→ **TASK DIRECTIONS**
Print the entries below in their entirety, exactly as they are written.

━━━ RECORDS FOR PROCESSING

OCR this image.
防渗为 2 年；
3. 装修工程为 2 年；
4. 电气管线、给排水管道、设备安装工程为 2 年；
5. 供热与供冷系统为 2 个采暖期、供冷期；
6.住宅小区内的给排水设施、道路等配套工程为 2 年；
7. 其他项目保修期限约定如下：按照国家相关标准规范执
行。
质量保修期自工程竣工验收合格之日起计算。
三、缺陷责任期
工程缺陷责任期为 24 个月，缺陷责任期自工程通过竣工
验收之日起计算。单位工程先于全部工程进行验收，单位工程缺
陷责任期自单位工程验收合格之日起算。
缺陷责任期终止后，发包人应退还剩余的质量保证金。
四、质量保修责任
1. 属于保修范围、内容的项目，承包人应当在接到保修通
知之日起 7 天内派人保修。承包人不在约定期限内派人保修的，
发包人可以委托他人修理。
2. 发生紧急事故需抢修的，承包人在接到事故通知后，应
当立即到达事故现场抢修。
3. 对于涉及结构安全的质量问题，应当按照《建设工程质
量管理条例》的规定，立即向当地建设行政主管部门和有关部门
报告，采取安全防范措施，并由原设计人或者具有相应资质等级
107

━━━━━━

→ **EXERCISE OUTPUT**
OCR this image.
防渗为 2 年；
3. 装修工程为 2 年；
4. 电气管线、给排水管道、设备安装工程为 2 年；
5. 供热与供冷系统为 2 个采暖期、供冷期；
6.住宅小区内的给排水设施、道路等配套工程为 2 年；
7. 其他项目保修期限约定如下：按照国家相关标准规范执
行。
质量保修期自工程竣工验收合格之日起计算。
三、缺陷责任期
工程缺陷责任期为 24 个月，缺陷责任期自工程通过竣工
验收之日起计算。单位工程先于全部工程进行验收，单位工程缺
陷责任期自单位工程验收合格之日起算。
缺陷责任期终止后，发包人应退还剩余的质量保证金。
四、质量保修责任
1. 属于保修范围、内容的项目，承包人应当在接到保修通
知之日起 7 天内派人保修。承包人不在约定期限内派人保修的，
发包人可以委托他人修理。
2. 发生紧急事故需抢修的，承包人在接到事故通知后，应
当立即到达事故现场抢修。
3. 对于涉及结构安全的质量问题，应当按照《建设工程质
量管理条例》的规定，立即向当地建设行政主管部门和有关部门
报告，采取安全防范措施，并由原设计人或者具有相应资质等级
107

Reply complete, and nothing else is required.